• _REQUIREMENT_
Return a copy of each line that holds the string "JSON".

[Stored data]

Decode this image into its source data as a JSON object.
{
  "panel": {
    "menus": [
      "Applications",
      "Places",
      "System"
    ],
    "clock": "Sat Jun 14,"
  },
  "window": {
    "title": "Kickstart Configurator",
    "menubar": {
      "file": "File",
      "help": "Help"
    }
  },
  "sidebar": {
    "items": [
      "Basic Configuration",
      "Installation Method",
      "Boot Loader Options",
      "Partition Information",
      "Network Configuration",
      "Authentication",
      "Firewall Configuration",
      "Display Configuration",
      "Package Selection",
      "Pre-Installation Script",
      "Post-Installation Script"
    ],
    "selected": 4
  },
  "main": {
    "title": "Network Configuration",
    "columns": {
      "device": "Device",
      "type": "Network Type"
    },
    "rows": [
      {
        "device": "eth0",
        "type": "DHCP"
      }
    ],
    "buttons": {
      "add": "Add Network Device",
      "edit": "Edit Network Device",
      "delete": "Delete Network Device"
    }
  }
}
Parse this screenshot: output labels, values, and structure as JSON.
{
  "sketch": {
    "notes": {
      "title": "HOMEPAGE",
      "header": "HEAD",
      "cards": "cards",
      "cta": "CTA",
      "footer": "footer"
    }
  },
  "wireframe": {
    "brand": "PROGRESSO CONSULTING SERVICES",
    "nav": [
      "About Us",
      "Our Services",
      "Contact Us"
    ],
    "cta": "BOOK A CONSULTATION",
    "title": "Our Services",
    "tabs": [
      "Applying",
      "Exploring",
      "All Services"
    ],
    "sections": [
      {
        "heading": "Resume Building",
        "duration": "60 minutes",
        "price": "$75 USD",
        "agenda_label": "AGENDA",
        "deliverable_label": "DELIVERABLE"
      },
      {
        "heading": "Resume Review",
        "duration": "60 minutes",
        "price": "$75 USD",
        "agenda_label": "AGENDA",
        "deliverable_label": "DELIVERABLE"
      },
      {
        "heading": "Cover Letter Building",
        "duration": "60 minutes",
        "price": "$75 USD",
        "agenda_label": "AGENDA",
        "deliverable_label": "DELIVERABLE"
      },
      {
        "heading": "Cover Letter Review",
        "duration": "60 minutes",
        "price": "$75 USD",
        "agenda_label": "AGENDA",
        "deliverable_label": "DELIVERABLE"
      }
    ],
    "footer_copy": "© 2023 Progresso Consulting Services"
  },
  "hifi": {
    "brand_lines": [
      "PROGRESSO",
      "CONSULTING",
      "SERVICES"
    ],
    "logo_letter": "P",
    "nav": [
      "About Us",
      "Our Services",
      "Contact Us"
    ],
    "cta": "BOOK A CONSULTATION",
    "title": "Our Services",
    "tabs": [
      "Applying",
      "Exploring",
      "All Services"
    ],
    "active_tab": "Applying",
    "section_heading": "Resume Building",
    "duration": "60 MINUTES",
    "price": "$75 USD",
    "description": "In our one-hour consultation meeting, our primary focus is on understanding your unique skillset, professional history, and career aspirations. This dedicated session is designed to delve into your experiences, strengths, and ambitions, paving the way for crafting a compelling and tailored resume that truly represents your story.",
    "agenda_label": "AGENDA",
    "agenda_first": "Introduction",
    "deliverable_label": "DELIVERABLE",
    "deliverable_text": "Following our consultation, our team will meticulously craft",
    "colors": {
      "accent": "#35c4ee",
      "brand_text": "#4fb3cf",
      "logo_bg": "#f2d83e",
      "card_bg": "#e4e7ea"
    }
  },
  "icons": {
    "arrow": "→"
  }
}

• _EXERCISE ANSWER_
Decode this image into its source data as a JSON object.
Parse this screenshot: output labels, values, and structure as JSON.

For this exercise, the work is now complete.